● THE EXERCISE: Without the pictures, set down the records below word for word.
_____
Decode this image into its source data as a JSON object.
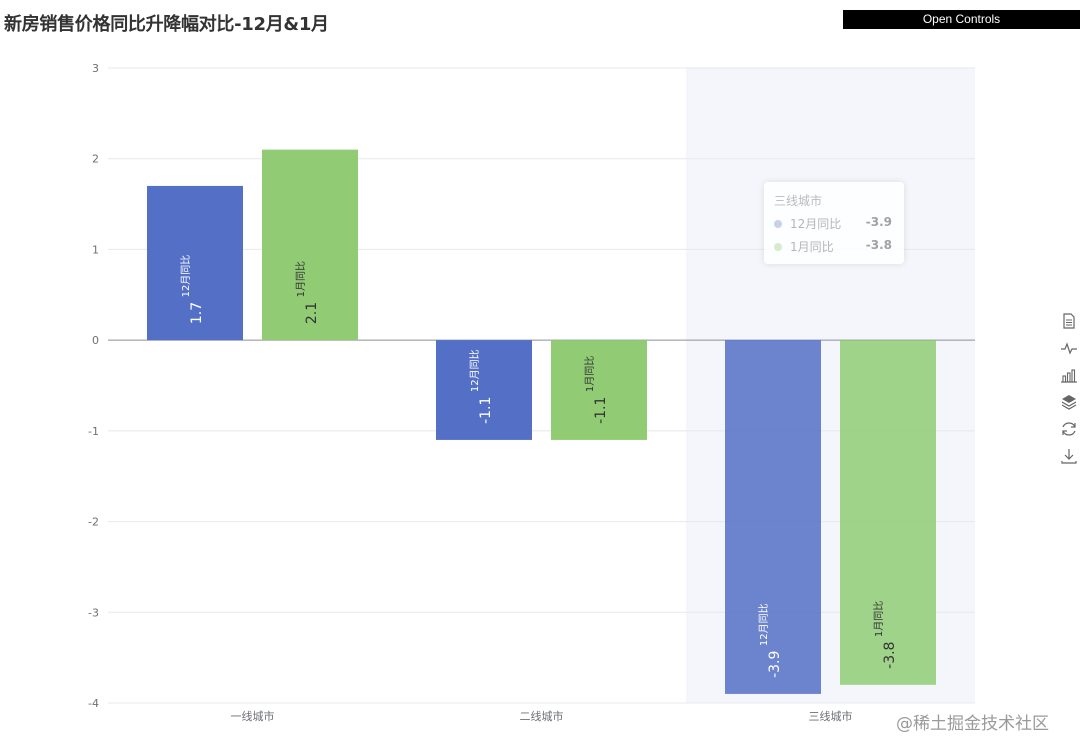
{
  "header": {
    "title": "新房销售价格同比升降幅对比-12月&1月",
    "open_controls_label": "Open Controls"
  },
  "toolbox": {
    "icons": [
      "data-view-icon",
      "line-chart-icon",
      "bar-chart-icon",
      "stack-icon",
      "restore-icon",
      "download-icon"
    ]
  },
  "watermark": "@稀土掘金技术社区",
  "tooltip": {
    "title": "三线城市",
    "rows": [
      {
        "name": "12月同比",
        "value": "-3.9",
        "color": "#5470c6"
      },
      {
        "name": "1月同比",
        "value": "-3.8",
        "color": "#91cc75"
      }
    ]
  },
  "chart_data": {
    "type": "bar",
    "title": "新房销售价格同比升降幅对比-12月&1月",
    "categories": [
      "一线城市",
      "二线城市",
      "三线城市"
    ],
    "series": [
      {
        "name": "12月同比",
        "values": [
          1.7,
          -1.1,
          -3.9
        ],
        "color": "#5470c6"
      },
      {
        "name": "1月同比",
        "values": [
          2.1,
          -1.1,
          -3.8
        ],
        "color": "#91cc75"
      }
    ],
    "ylim": [
      -4,
      3
    ],
    "yticks": [
      3,
      2,
      1,
      0,
      -1,
      -2,
      -3,
      -4
    ],
    "grid": true,
    "highlighted_category": "三线城市"
  }
}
_____
● RESPONSE:
Decode this image into its source data as a JSON object.
{
  "header": {
    "title": "新房销售价格同比升降幅对比-12月&1月",
    "open_controls_label": "Open Controls"
  },
  "toolbox": {
    "icons": [
      "data-view-icon",
      "line-chart-icon",
      "bar-chart-icon",
      "stack-icon",
      "restore-icon",
      "download-icon"
    ]
  },
  "watermark": "@稀土掘金技术社区",
  "tooltip": {
    "title": "三线城市",
    "rows": [
      {
        "name": "12月同比",
        "value": "-3.9",
        "color": "#5470c6"
      },
      {
        "name": "1月同比",
        "value": "-3.8",
        "color": "#91cc75"
      }
    ]
  },
  "chart_data": {
    "type": "bar",
    "title": "新房销售价格同比升降幅对比-12月&1月",
    "categories": [
      "一线城市",
      "二线城市",
      "三线城市"
    ],
    "series": [
      {
        "name": "12月同比",
        "values": [
          1.7,
          -1.1,
          -3.9
        ],
        "color": "#5470c6"
      },
      {
        "name": "1月同比",
        "values": [
          2.1,
          -1.1,
          -3.8
        ],
        "color": "#91cc75"
      }
    ],
    "ylim": [
      -4,
      3
    ],
    "yticks": [
      3,
      2,
      1,
      0,
      -1,
      -2,
      -3,
      -4
    ],
    "grid": true,
    "highlighted_category": "三线城市"
  }
}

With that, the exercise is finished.